What to work on: From the records below, give the number of lines that contain the string "document", without any other text.

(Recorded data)
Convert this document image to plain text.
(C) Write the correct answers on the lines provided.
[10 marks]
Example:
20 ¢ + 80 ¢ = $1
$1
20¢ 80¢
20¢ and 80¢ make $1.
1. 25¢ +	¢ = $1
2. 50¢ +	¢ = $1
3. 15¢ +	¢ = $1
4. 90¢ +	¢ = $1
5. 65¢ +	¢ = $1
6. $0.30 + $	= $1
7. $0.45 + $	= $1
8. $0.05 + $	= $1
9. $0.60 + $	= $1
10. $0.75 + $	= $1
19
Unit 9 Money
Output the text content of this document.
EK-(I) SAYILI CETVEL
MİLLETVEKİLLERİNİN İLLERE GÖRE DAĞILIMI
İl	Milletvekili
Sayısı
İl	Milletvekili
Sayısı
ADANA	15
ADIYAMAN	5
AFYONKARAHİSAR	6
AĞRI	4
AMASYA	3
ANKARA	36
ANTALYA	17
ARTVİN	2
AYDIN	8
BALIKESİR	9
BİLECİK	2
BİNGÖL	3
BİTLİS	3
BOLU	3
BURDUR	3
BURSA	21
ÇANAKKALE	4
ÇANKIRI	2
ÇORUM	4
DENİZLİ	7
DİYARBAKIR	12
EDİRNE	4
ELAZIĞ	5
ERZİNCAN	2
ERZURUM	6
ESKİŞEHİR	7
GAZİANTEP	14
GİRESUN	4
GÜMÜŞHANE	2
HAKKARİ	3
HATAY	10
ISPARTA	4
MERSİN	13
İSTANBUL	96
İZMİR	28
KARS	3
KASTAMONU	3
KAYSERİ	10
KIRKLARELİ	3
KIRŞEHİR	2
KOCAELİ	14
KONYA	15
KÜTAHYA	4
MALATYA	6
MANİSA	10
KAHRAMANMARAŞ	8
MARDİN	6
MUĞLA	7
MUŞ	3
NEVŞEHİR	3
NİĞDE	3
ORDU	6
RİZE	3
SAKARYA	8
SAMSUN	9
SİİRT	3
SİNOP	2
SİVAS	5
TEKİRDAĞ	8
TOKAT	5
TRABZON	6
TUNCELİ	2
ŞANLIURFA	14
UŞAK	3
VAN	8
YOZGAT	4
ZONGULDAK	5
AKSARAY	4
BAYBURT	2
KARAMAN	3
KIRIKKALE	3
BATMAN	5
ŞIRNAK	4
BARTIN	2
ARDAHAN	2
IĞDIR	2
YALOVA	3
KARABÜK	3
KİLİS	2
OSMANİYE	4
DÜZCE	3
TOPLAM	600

Solved exercise: 2